Instructions for the task :: Wherever the word "ylabel" appears in the entries, copy the whole line.

Supplied entries ::
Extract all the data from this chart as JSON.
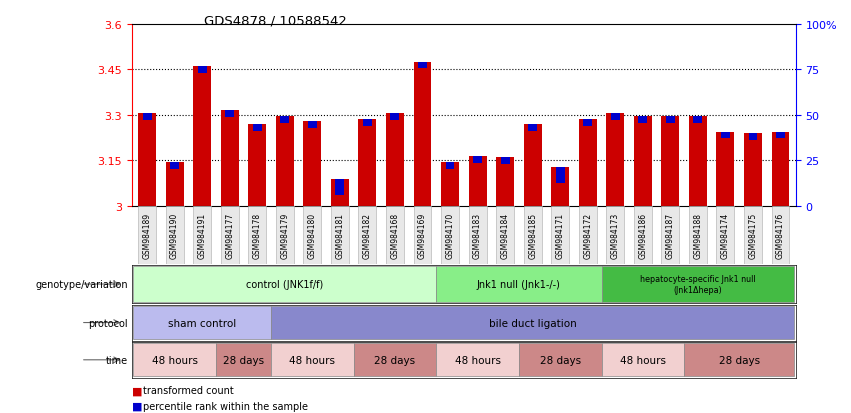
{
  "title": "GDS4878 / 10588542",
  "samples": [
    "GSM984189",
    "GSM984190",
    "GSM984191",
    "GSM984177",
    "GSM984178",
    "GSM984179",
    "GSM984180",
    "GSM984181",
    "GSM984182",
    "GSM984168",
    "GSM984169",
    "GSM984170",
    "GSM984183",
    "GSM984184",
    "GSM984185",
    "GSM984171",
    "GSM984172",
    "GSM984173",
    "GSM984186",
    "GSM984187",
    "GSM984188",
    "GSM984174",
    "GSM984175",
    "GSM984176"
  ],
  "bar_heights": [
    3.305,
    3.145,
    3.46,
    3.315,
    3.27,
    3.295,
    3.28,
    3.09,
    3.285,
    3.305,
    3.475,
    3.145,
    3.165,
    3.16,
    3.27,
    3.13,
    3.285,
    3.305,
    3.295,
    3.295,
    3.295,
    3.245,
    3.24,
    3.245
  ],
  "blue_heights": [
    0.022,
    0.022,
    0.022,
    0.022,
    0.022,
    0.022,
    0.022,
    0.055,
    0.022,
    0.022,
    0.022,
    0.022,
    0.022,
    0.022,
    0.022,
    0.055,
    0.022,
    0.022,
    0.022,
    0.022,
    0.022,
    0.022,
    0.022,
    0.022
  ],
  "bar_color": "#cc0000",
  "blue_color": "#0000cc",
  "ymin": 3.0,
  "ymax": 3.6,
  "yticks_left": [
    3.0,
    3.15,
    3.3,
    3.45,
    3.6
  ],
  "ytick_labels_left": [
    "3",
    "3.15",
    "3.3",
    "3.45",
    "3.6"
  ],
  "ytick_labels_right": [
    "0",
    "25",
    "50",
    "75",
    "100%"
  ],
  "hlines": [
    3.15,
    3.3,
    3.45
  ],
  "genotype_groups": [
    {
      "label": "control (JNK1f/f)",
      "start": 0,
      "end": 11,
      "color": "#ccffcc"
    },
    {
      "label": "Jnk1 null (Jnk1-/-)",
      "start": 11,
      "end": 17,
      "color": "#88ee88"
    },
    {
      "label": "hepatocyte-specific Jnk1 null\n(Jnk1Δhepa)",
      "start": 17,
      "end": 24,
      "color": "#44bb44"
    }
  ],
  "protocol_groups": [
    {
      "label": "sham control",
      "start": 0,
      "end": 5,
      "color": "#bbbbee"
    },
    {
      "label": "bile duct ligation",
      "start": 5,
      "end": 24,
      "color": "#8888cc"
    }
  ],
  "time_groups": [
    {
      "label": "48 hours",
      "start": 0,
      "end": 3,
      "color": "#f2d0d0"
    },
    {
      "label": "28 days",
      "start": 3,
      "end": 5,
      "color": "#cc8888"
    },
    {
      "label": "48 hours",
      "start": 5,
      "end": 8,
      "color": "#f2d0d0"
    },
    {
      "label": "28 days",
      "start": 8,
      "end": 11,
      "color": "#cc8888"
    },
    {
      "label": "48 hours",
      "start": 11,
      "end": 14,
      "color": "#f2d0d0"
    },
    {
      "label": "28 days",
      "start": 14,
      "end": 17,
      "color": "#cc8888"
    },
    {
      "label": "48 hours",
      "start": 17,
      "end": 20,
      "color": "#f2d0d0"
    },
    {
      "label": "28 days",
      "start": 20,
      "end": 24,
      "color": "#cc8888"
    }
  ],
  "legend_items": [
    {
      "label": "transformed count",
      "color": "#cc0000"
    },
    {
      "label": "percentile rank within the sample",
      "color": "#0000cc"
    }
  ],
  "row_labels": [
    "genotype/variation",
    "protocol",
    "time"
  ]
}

...

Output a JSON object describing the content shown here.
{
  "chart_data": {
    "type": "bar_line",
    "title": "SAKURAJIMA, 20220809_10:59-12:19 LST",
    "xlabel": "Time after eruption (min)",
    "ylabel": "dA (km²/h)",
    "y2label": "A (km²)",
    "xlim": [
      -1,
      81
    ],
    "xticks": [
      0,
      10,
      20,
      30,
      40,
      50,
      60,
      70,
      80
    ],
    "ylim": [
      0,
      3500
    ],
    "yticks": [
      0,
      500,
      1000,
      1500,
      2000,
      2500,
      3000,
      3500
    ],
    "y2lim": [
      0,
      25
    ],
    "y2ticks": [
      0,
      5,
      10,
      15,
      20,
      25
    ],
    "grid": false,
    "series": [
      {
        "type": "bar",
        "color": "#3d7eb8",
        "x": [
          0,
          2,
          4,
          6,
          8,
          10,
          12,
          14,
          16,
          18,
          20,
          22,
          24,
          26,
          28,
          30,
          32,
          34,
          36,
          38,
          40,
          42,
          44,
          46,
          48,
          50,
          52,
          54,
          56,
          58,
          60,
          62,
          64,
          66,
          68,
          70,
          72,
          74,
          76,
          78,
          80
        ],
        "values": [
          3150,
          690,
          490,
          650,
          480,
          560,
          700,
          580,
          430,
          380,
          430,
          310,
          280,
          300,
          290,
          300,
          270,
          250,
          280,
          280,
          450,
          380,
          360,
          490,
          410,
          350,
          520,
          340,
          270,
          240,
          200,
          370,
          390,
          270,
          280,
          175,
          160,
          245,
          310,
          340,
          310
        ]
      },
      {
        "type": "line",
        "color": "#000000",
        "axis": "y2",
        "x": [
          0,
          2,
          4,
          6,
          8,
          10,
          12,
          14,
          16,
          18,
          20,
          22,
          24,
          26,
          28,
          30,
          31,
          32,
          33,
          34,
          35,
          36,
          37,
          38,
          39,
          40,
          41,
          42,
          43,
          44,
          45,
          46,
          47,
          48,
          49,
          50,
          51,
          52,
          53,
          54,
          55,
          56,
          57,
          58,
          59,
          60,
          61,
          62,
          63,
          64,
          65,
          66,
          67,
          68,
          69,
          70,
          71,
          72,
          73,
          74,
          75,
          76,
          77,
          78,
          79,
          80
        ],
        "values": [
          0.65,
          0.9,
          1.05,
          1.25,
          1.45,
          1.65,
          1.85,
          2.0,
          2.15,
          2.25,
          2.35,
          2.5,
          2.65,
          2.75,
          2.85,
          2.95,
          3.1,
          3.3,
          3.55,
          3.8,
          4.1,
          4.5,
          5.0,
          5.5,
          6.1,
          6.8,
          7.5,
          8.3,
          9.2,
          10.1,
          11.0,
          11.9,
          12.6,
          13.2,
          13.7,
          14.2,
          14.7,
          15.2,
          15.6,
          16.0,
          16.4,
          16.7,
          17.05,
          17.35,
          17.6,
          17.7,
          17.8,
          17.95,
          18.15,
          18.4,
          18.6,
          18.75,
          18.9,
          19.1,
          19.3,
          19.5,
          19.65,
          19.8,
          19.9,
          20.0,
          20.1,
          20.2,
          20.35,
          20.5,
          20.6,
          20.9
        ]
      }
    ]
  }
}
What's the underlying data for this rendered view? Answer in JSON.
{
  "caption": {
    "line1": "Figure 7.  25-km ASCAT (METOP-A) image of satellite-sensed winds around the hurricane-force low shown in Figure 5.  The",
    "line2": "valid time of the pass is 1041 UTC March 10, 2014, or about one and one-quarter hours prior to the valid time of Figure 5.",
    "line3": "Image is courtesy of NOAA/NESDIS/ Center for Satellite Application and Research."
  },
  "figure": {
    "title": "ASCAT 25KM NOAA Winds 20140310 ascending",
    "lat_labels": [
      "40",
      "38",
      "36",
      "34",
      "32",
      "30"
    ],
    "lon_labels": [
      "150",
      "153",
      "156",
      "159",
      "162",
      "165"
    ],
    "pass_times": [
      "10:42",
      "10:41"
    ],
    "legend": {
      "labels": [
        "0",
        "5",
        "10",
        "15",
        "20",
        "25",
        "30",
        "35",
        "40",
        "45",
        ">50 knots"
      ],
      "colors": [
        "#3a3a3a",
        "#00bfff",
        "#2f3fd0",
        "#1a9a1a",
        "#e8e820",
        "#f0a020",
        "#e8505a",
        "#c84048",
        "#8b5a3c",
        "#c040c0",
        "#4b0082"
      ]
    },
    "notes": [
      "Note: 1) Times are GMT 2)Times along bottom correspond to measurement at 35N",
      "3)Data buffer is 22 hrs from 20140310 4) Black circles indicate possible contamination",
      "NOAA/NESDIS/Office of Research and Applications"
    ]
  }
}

...

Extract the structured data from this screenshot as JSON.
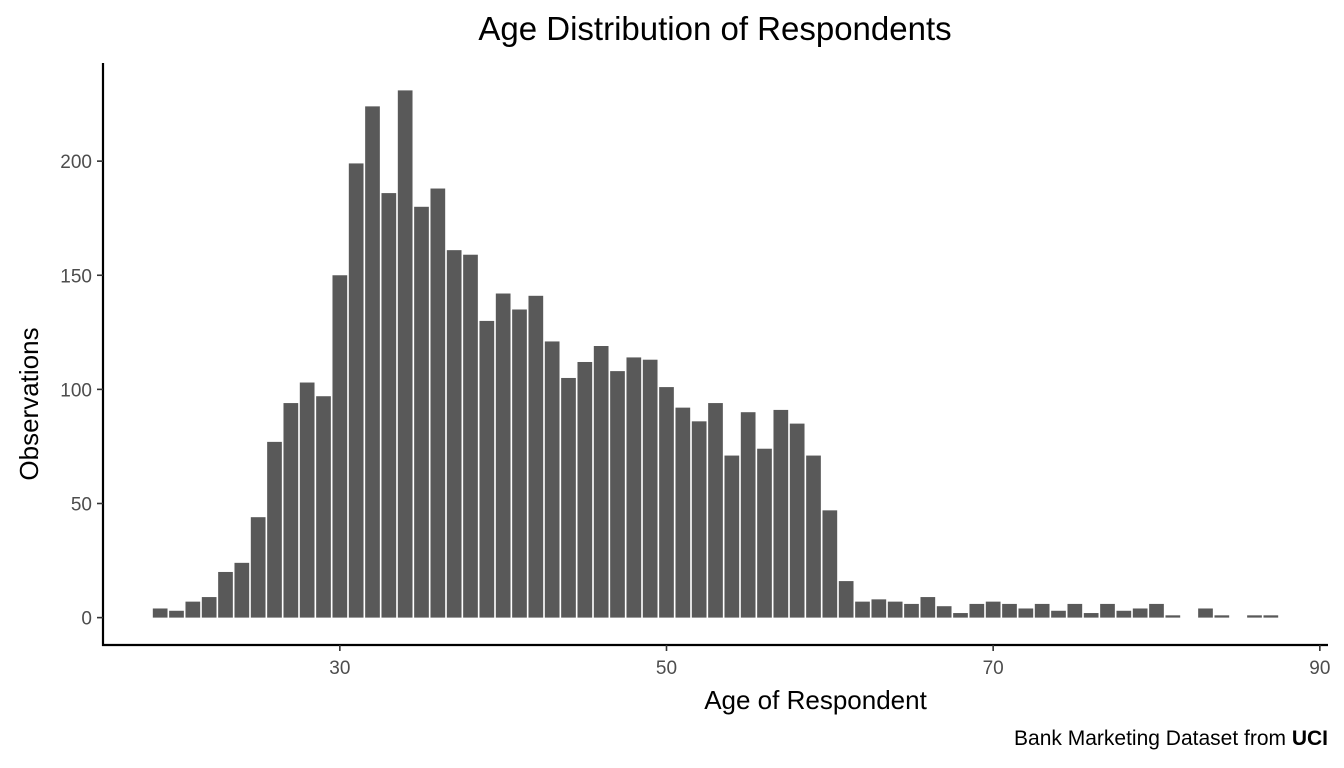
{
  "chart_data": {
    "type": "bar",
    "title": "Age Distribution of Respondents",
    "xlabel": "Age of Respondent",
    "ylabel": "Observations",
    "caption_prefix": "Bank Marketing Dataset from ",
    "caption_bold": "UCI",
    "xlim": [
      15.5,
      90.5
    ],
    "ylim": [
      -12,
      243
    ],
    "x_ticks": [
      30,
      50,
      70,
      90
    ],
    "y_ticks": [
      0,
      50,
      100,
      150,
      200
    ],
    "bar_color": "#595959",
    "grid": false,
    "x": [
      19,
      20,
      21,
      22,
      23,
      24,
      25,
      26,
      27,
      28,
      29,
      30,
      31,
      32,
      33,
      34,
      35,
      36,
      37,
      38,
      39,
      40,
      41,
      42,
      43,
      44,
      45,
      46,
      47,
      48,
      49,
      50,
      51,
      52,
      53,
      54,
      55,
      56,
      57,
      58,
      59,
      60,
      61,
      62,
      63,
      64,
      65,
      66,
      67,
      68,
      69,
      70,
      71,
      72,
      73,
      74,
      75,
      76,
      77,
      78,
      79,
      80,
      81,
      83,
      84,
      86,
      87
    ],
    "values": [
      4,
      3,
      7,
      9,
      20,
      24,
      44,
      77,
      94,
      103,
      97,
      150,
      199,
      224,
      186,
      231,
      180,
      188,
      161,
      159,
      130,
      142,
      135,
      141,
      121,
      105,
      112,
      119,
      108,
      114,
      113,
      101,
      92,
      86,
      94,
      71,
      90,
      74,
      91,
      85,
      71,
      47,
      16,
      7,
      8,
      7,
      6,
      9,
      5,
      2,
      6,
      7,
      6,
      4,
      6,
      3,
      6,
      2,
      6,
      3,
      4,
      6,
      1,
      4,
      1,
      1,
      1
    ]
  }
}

Solved exercise ::
    "ylabel": "dA (km²/h)",
    "ylabel": "Observations",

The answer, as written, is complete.